(Saved entries)

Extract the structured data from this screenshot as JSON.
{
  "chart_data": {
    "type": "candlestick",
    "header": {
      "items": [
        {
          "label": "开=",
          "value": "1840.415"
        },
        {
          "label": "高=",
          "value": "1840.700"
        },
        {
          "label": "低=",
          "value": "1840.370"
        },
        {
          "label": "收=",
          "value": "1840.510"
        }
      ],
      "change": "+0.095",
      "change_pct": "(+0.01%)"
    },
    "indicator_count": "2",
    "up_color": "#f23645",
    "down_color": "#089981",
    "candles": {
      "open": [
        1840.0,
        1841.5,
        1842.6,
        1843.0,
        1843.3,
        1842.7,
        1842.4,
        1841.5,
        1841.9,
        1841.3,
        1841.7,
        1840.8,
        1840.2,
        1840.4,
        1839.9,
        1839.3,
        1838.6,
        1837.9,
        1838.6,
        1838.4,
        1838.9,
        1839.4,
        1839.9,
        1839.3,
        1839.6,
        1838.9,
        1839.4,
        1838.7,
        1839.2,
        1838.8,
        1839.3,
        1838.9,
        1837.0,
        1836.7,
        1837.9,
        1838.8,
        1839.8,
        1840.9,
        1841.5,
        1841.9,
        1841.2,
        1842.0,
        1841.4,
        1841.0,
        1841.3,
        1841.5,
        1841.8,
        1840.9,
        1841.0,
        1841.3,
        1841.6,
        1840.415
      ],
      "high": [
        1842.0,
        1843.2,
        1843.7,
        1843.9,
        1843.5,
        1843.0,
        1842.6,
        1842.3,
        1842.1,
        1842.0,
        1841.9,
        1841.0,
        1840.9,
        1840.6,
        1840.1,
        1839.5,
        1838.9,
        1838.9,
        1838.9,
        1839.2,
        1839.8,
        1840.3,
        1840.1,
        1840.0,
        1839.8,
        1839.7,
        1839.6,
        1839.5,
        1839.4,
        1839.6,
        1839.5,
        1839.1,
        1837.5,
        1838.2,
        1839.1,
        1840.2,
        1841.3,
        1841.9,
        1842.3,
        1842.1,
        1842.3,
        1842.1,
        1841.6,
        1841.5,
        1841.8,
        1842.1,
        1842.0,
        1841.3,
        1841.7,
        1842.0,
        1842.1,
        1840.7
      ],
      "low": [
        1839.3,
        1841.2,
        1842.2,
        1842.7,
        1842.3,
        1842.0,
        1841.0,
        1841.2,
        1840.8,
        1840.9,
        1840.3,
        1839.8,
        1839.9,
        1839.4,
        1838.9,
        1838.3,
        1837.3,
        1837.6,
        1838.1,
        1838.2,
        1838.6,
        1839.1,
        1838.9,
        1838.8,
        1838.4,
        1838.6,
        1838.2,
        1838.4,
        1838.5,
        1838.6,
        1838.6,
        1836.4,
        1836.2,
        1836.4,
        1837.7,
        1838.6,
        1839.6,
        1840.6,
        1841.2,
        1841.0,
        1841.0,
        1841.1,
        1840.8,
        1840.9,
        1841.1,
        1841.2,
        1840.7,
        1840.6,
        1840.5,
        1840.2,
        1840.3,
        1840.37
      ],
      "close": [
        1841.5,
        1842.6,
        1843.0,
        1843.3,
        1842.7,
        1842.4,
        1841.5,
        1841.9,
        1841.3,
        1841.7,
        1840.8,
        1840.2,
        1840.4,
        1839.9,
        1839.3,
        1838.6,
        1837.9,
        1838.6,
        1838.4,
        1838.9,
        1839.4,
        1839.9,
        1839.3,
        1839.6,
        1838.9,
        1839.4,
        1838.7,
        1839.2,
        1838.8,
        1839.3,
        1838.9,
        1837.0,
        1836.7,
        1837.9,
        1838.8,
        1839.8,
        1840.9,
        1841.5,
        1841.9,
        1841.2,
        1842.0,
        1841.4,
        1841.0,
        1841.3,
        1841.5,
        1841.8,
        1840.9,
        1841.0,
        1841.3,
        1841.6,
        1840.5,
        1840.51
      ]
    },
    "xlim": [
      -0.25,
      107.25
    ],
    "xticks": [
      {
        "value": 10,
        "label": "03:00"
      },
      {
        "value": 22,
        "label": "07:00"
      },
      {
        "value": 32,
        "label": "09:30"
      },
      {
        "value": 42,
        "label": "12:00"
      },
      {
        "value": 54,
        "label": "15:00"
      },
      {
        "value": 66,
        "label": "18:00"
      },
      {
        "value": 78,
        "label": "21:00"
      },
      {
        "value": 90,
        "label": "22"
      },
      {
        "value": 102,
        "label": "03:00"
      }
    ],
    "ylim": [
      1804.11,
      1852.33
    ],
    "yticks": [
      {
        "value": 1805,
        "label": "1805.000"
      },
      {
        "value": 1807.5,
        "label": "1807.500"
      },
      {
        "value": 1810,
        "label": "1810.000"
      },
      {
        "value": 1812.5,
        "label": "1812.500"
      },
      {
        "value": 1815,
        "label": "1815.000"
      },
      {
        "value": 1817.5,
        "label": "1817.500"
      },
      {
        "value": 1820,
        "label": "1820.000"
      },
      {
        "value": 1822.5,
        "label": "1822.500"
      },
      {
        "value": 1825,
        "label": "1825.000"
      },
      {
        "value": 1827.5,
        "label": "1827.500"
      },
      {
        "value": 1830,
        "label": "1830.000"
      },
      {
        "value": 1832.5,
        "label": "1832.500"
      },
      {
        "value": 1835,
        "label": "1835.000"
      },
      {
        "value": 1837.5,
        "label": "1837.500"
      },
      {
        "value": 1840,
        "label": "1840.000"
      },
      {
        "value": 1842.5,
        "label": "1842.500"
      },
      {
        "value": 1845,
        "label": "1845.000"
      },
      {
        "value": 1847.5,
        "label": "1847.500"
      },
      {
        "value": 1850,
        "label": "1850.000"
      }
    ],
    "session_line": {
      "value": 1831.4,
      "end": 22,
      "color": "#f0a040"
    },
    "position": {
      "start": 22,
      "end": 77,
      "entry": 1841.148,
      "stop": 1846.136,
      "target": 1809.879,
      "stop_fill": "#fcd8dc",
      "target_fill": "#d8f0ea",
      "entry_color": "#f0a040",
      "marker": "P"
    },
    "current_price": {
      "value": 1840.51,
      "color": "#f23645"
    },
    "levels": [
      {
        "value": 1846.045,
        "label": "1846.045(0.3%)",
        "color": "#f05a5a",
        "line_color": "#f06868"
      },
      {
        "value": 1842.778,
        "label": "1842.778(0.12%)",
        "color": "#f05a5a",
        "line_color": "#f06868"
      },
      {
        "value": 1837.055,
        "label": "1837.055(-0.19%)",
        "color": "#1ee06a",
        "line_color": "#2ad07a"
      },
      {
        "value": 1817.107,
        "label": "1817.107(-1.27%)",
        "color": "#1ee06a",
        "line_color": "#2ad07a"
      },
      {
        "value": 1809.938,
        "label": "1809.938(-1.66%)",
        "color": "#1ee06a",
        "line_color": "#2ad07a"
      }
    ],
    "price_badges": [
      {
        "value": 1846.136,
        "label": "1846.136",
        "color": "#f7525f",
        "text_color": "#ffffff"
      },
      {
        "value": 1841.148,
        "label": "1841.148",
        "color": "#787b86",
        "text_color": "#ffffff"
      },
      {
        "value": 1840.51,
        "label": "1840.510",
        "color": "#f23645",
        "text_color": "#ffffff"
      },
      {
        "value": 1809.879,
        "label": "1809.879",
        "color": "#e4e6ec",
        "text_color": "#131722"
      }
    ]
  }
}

## What to work on
Using the listing above, reproduce each line without omission.

## Completed exercise
Extract the structured data from this screenshot as JSON.
{
  "chart_data": {
    "type": "candlestick",
    "header": {
      "items": [
        {
          "label": "开=",
          "value": "1840.415"
        },
        {
          "label": "高=",
          "value": "1840.700"
        },
        {
          "label": "低=",
          "value": "1840.370"
        },
        {
          "label": "收=",
          "value": "1840.510"
        }
      ],
      "change": "+0.095",
      "change_pct": "(+0.01%)"
    },
    "indicator_count": "2",
    "up_color": "#f23645",
    "down_color": "#089981",
    "candles": {
      "open": [
        1840.0,
        1841.5,
        1842.6,
        1843.0,
        1843.3,
        1842.7,
        1842.4,
        1841.5,
        1841.9,
        1841.3,
        1841.7,
        1840.8,
        1840.2,
        1840.4,
        1839.9,
        1839.3,
        1838.6,
        1837.9,
        1838.6,
        1838.4,
        1838.9,
        1839.4,
        1839.9,
        1839.3,
        1839.6,
        1838.9,
        1839.4,
        1838.7,
        1839.2,
        1838.8,
        1839.3,
        1838.9,
        1837.0,
        1836.7,
        1837.9,
        1838.8,
        1839.8,
        1840.9,
        1841.5,
        1841.9,
        1841.2,
        1842.0,
        1841.4,
        1841.0,
        1841.3,
        1841.5,
        1841.8,
        1840.9,
        1841.0,
        1841.3,
        1841.6,
        1840.415
      ],
      "high": [
        1842.0,
        1843.2,
        1843.7,
        1843.9,
        1843.5,
        1843.0,
        1842.6,
        1842.3,
        1842.1,
        1842.0,
        1841.9,
        1841.0,
        1840.9,
        1840.6,
        1840.1,
        1839.5,
        1838.9,
        1838.9,
        1838.9,
        1839.2,
        1839.8,
        1840.3,
        1840.1,
        1840.0,
        1839.8,
        1839.7,
        1839.6,
        1839.5,
        1839.4,
        1839.6,
        1839.5,
        1839.1,
        1837.5,
        1838.2,
        1839.1,
        1840.2,
        1841.3,
        1841.9,
        1842.3,
        1842.1,
        1842.3,
        1842.1,
        1841.6,
        1841.5,
        1841.8,
        1842.1,
        1842.0,
        1841.3,
        1841.7,
        1842.0,
        1842.1,
        1840.7
      ],
      "low": [
        1839.3,
        1841.2,
        1842.2,
        1842.7,
        1842.3,
        1842.0,
        1841.0,
        1841.2,
        1840.8,
        1840.9,
        1840.3,
        1839.8,
        1839.9,
        1839.4,
        1838.9,
        1838.3,
        1837.3,
        1837.6,
        1838.1,
        1838.2,
        1838.6,
        1839.1,
        1838.9,
        1838.8,
        1838.4,
        1838.6,
        1838.2,
        1838.4,
        1838.5,
        1838.6,
        1838.6,
        1836.4,
        1836.2,
        1836.4,
        1837.7,
        1838.6,
        1839.6,
        1840.6,
        1841.2,
        1841.0,
        1841.0,
        1841.1,
        1840.8,
        1840.9,
        1841.1,
        1841.2,
        1840.7,
        1840.6,
        1840.5,
        1840.2,
        1840.3,
        1840.37
      ],
      "close": [
        1841.5,
        1842.6,
        1843.0,
        1843.3,
        1842.7,
        1842.4,
        1841.5,
        1841.9,
        1841.3,
        1841.7,
        1840.8,
        1840.2,
        1840.4,
        1839.9,
        1839.3,
        1838.6,
        1837.9,
        1838.6,
        1838.4,
        1838.9,
        1839.4,
        1839.9,
        1839.3,
        1839.6,
        1838.9,
        1839.4,
        1838.7,
        1839.2,
        1838.8,
        1839.3,
        1838.9,
        1837.0,
        1836.7,
        1837.9,
        1838.8,
        1839.8,
        1840.9,
        1841.5,
        1841.9,
        1841.2,
        1842.0,
        1841.4,
        1841.0,
        1841.3,
        1841.5,
        1841.8,
        1840.9,
        1841.0,
        1841.3,
        1841.6,
        1840.5,
        1840.51
      ]
    },
    "xlim": [
      -0.25,
      107.25
    ],
    "xticks": [
      {
        "value": 10,
        "label": "03:00"
      },
      {
        "value": 22,
        "label": "07:00"
      },
      {
        "value": 32,
        "label": "09:30"
      },
      {
        "value": 42,
        "label": "12:00"
      },
      {
        "value": 54,
        "label": "15:00"
      },
      {
        "value": 66,
        "label": "18:00"
      },
      {
        "value": 78,
        "label": "21:00"
      },
      {
        "value": 90,
        "label": "22"
      },
      {
        "value": 102,
        "label": "03:00"
      }
    ],
    "ylim": [
      1804.11,
      1852.33
    ],
    "yticks": [
      {
        "value": 1805,
        "label": "1805.000"
      },
      {
        "value": 1807.5,
        "label": "1807.500"
      },
      {
        "value": 1810,
        "label": "1810.000"
      },
      {
        "value": 1812.5,
        "label": "1812.500"
      },
      {
        "value": 1815,
        "label": "1815.000"
      },
      {
        "value": 1817.5,
        "label": "1817.500"
      },
      {
        "value": 1820,
        "label": "1820.000"
      },
      {
        "value": 1822.5,
        "label": "1822.500"
      },
      {
        "value": 1825,
        "label": "1825.000"
      },
      {
        "value": 1827.5,
        "label": "1827.500"
      },
      {
        "value": 1830,
        "label": "1830.000"
      },
      {
        "value": 1832.5,
        "label": "1832.500"
      },
      {
        "value": 1835,
        "label": "1835.000"
      },
      {
        "value": 1837.5,
        "label": "1837.500"
      },
      {
        "value": 1840,
        "label": "1840.000"
      },
      {
        "value": 1842.5,
        "label": "1842.500"
      },
      {
        "value": 1845,
        "label": "1845.000"
      },
      {
        "value": 1847.5,
        "label": "1847.500"
      },
      {
        "value": 1850,
        "label": "1850.000"
      }
    ],
    "session_line": {
      "value": 1831.4,
      "end": 22,
      "color": "#f0a040"
    },
    "position": {
      "start": 22,
      "end": 77,
      "entry": 1841.148,
      "stop": 1846.136,
      "target": 1809.879,
      "stop_fill": "#fcd8dc",
      "target_fill": "#d8f0ea",
      "entry_color": "#f0a040",
      "marker": "P"
    },
    "current_price": {
      "value": 1840.51,
      "color": "#f23645"
    },
    "levels": [
      {
        "value": 1846.045,
        "label": "1846.045(0.3%)",
        "color": "#f05a5a",
        "line_color": "#f06868"
      },
      {
        "value": 1842.778,
        "label": "1842.778(0.12%)",
        "color": "#f05a5a",
        "line_color": "#f06868"
      },
      {
        "value": 1837.055,
        "label": "1837.055(-0.19%)",
        "color": "#1ee06a",
        "line_color": "#2ad07a"
      },
      {
        "value": 1817.107,
        "label": "1817.107(-1.27%)",
        "color": "#1ee06a",
        "line_color": "#2ad07a"
      },
      {
        "value": 1809.938,
        "label": "1809.938(-1.66%)",
        "color": "#1ee06a",
        "line_color": "#2ad07a"
      }
    ],
    "price_badges": [
      {
        "value": 1846.136,
        "label": "1846.136",
        "color": "#f7525f",
        "text_color": "#ffffff"
      },
      {
        "value": 1841.148,
        "label": "1841.148",
        "color": "#787b86",
        "text_color": "#ffffff"
      },
      {
        "value": 1840.51,
        "label": "1840.510",
        "color": "#f23645",
        "text_color": "#ffffff"
      },
      {
        "value": 1809.879,
        "label": "1809.879",
        "color": "#e4e6ec",
        "text_color": "#131722"
      }
    ]
  }
}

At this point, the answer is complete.